## The task
In the data, reproduce only the lines from the one containing "reply-text: This is" through the one containing "airplane: American (59, 260, 436, 366)", inclusive, with every "interactable" changed to "clickable" and nothing else altered.

## Excerpted records
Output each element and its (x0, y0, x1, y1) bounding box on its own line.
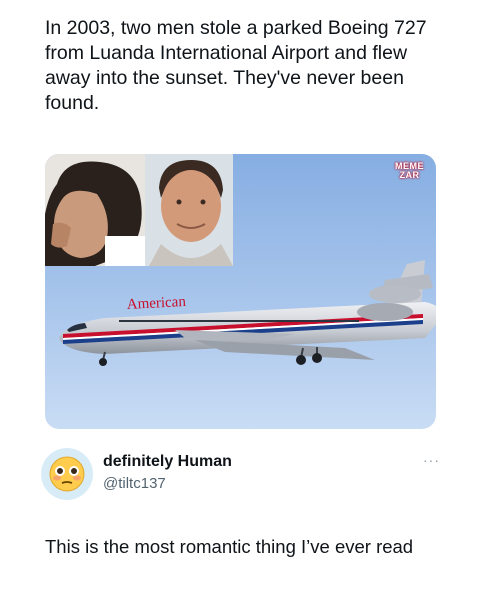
reply-text: This is the most romantic thing I’ve eve… (45, 536, 414, 557)
memezar-watermark-logo: MEME ZAR (395, 162, 424, 180)
post-image[interactable]: American MEME ZAR (45, 154, 436, 429)
livery-text: American (126, 294, 186, 313)
reply-tweet[interactable]: definitely Human @tiltc137 ··· This is t… (0, 440, 482, 600)
user-handle[interactable]: @tiltc137 (103, 475, 166, 492)
airplane-photo: American (45, 154, 436, 366)
watermark-line2: ZAR (399, 170, 420, 180)
post-text: In 2003, two men stole a parked Boeing 7… (45, 17, 427, 114)
avatar[interactable] (41, 448, 93, 500)
display-name[interactable]: definitely Human (103, 453, 232, 471)
flushed-face-emoji-icon (49, 456, 85, 492)
airplane: American (59, 260, 436, 366)
ellipsis-icon[interactable]: ··· (423, 452, 440, 468)
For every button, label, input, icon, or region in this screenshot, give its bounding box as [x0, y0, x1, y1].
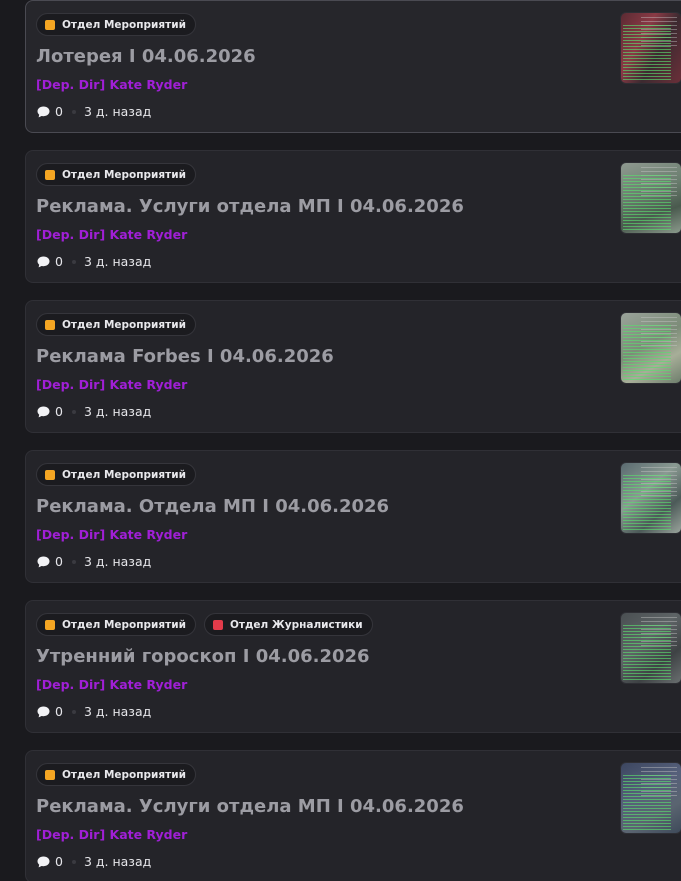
category-color-icon: [45, 769, 55, 780]
category-tag-label: Отдел Мероприятий: [62, 318, 186, 331]
comment-bubble-icon: [37, 406, 50, 417]
separator-dot: [71, 109, 76, 114]
category-tag[interactable]: Отдел Мероприятий: [36, 13, 196, 36]
thread-author[interactable]: [Dep. Dir] Kate Ryder: [36, 377, 187, 392]
tag-list: Отдел Мероприятий: [36, 163, 196, 186]
thread-meta: 0 3 д. назад: [37, 854, 151, 869]
thread-title[interactable]: Реклама. Услуги отдела МП I 04.06.2026: [36, 196, 464, 217]
separator-dot: [71, 859, 76, 864]
category-color-icon: [45, 19, 55, 30]
category-tag[interactable]: Отдел Мероприятий: [36, 613, 196, 636]
thread-thumbnail[interactable]: [620, 462, 681, 534]
thread-author[interactable]: [Dep. Dir] Kate Ryder: [36, 227, 187, 242]
thread-meta: 0 3 д. назад: [37, 254, 151, 269]
separator-dot: [71, 559, 76, 564]
tag-list: Отдел Мероприятий: [36, 763, 196, 786]
post-time: 3 д. назад: [83, 254, 152, 269]
thread-thumbnail[interactable]: [620, 312, 681, 384]
post-time: 3 д. назад: [83, 404, 152, 419]
category-tag[interactable]: Отдел Мероприятий: [36, 463, 196, 486]
thread-author[interactable]: [Dep. Dir] Kate Ryder: [36, 827, 187, 842]
post-time: 3 д. назад: [83, 554, 152, 569]
category-tag[interactable]: Отдел Журналистики: [203, 613, 373, 636]
thread-meta: 0 3 д. назад: [37, 554, 151, 569]
thread-card[interactable]: Отдел Мероприятий Реклама. Отдела МП I 0…: [25, 450, 681, 583]
comment-bubble-icon: [37, 556, 50, 567]
thread-card[interactable]: Отдел Мероприятий Лотерея I 04.06.2026 […: [25, 0, 681, 133]
comment-count: 0: [55, 854, 63, 869]
thread-thumbnail[interactable]: [620, 12, 681, 84]
thread-author[interactable]: [Dep. Dir] Kate Ryder: [36, 527, 187, 542]
category-tag-label: Отдел Мероприятий: [62, 468, 186, 481]
category-color-icon: [45, 469, 55, 480]
category-color-icon: [45, 319, 55, 330]
thread-title[interactable]: Реклама. Услуги отдела МП I 04.06.2026: [36, 796, 464, 817]
thread-thumbnail[interactable]: [620, 162, 681, 234]
separator-dot: [71, 709, 76, 714]
category-tag[interactable]: Отдел Мероприятий: [36, 313, 196, 336]
tag-list: Отдел Мероприятий: [36, 313, 196, 336]
category-tag-label: Отдел Мероприятий: [62, 768, 186, 781]
category-tag-label: Отдел Мероприятий: [62, 18, 186, 31]
category-tag[interactable]: Отдел Мероприятий: [36, 763, 196, 786]
thread-title[interactable]: Реклама. Отдела МП I 04.06.2026: [36, 496, 389, 517]
comment-count: 0: [55, 254, 63, 269]
post-time: 3 д. назад: [83, 704, 152, 719]
thread-card[interactable]: Отдел Мероприятий Реклама Forbes I 04.06…: [25, 300, 681, 433]
thread-card[interactable]: Отдел Мероприятий Отдел Журналистики Утре…: [25, 600, 681, 733]
category-color-icon: [45, 619, 55, 630]
comment-count: 0: [55, 554, 63, 569]
thread-thumbnail[interactable]: [620, 612, 681, 684]
category-color-icon: [212, 619, 223, 630]
comment-bubble-icon: [37, 256, 50, 267]
thread-thumbnail[interactable]: [620, 762, 681, 834]
category-tag-label: Отдел Мероприятий: [62, 168, 186, 181]
thread-title[interactable]: Лотерея I 04.06.2026: [36, 46, 256, 67]
thread-title[interactable]: Реклама Forbes I 04.06.2026: [36, 346, 334, 367]
thread-author[interactable]: [Dep. Dir] Kate Ryder: [36, 77, 187, 92]
category-tag-label: Отдел Мероприятий: [62, 618, 186, 631]
separator-dot: [71, 409, 76, 414]
post-time: 3 д. назад: [83, 854, 152, 869]
thread-meta: 0 3 д. назад: [37, 704, 151, 719]
comment-count: 0: [55, 704, 63, 719]
tag-list: Отдел Мероприятий: [36, 463, 196, 486]
category-color-icon: [45, 169, 55, 180]
comment-count: 0: [55, 104, 63, 119]
thread-meta: 0 3 д. назад: [37, 104, 151, 119]
thread-card[interactable]: Отдел Мероприятий Реклама. Услуги отдела…: [25, 750, 681, 881]
comment-bubble-icon: [37, 706, 50, 717]
thread-card[interactable]: Отдел Мероприятий Реклама. Услуги отдела…: [25, 150, 681, 283]
separator-dot: [71, 259, 76, 264]
category-tag-label: Отдел Журналистики: [229, 618, 363, 631]
category-tag[interactable]: Отдел Мероприятий: [36, 163, 196, 186]
comment-bubble-icon: [37, 856, 50, 867]
thread-list: Отдел Мероприятий Лотерея I 04.06.2026 […: [0, 0, 681, 881]
tag-list: Отдел Мероприятий: [36, 13, 196, 36]
thread-author[interactable]: [Dep. Dir] Kate Ryder: [36, 677, 187, 692]
tag-list: Отдел Мероприятий Отдел Журналистики: [36, 613, 373, 636]
post-time: 3 д. назад: [83, 104, 152, 119]
thread-meta: 0 3 д. назад: [37, 404, 151, 419]
comment-bubble-icon: [37, 106, 50, 117]
thread-title[interactable]: Утренний гороскоп I 04.06.2026: [36, 646, 370, 667]
comment-count: 0: [55, 404, 63, 419]
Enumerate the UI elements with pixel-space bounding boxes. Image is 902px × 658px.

## Reply to the exercise
reply-text: This is the most romantic thing I’ve eve… (45, 536, 414, 557)
memezar-watermark-logo: MEME ZAR (395, 162, 424, 180)
post-image[clickable]: American MEME ZAR (45, 154, 436, 429)
livery-text: American (126, 294, 186, 313)
reply-tweet[clickable]: definitely Human @tiltc137 ··· This is t… (0, 440, 482, 600)
user-handle[clickable]: @tiltc137 (103, 475, 166, 492)
airplane-photo: American (45, 154, 436, 366)
watermark-line2: ZAR (399, 170, 420, 180)
post-text: In 2003, two men stole a parked Boeing 7… (45, 17, 427, 114)
avatar[clickable] (41, 448, 93, 500)
display-name[clickable]: definitely Human (103, 453, 232, 471)
flushed-face-emoji-icon (49, 456, 85, 492)
airplane: American (59, 260, 436, 366)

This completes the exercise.